▶ [DATA ROWS]:
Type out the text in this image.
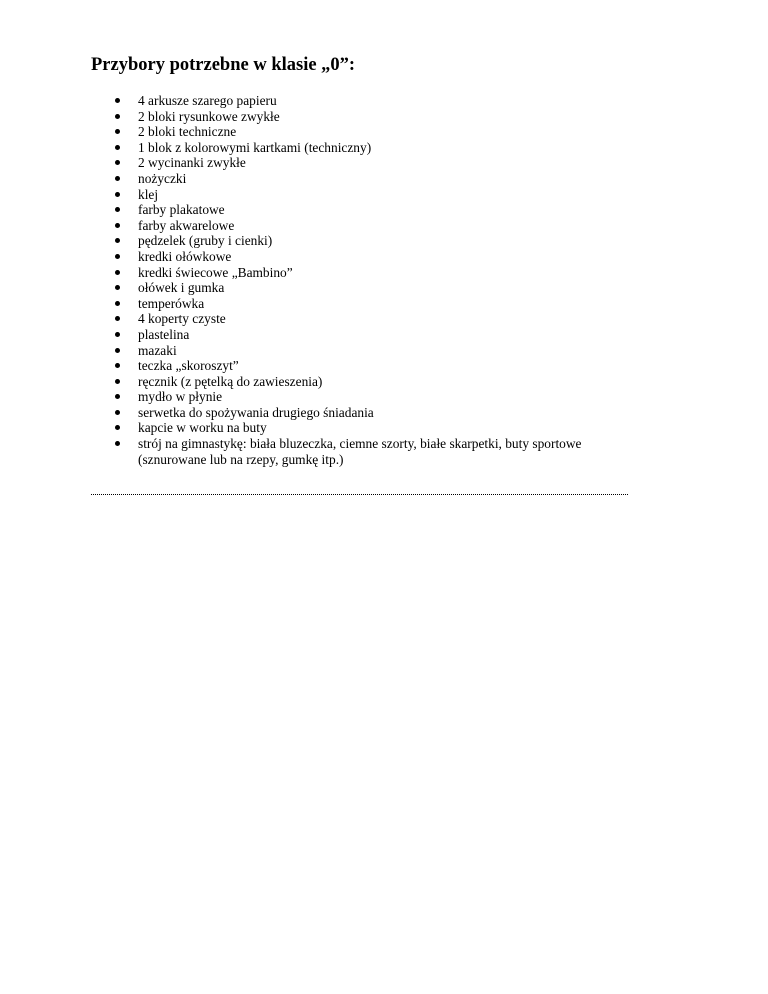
Przybory potrzebne w klasie „0”:
4 arkusze szarego papieru
2 bloki rysunkowe zwykłe
2 bloki techniczne
1 blok z kolorowymi kartkami (techniczny)
2 wycinanki zwykłe
nożyczki
klej
farby plakatowe
farby akwarelowe
pędzelek (gruby i cienki)
kredki ołówkowe
kredki świecowe „Bambino”
ołówek i gumka
temperówka
4 koperty czyste
plastelina
mazaki
teczka „skoroszyt”
ręcznik (z pętelką do zawieszenia)
mydło w płynie
serwetka do spożywania drugiego śniadania
kapcie w worku na buty
strój na gimnastykę: biała bluzeczka, ciemne szorty, białe skarpetki, buty sportowe
(sznurowane lub na rzepy, gumkę itp.)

▶ [REQUIREMENTS]:
Every line of the data should be copied as it stands, without the images.

▶ [SOLUTION FOR THIS PROBLEM]:
Type out the text in this image.
Przybory potrzebne w klasie „0”:
4 arkusze szarego papieru
2 bloki rysunkowe zwykłe
2 bloki techniczne
1 blok z kolorowymi kartkami (techniczny)
2 wycinanki zwykłe
nożyczki
klej
farby plakatowe
farby akwarelowe
pędzelek (gruby i cienki)
kredki ołówkowe
kredki świecowe „Bambino”
ołówek i gumka
temperówka
4 koperty czyste
plastelina
mazaki
teczka „skoroszyt”
ręcznik (z pętelką do zawieszenia)
mydło w płynie
serwetka do spożywania drugiego śniadania
kapcie w worku na buty
strój na gimnastykę: biała bluzeczka, ciemne szorty, białe skarpetki, buty sportowe
(sznurowane lub na rzepy, gumkę itp.)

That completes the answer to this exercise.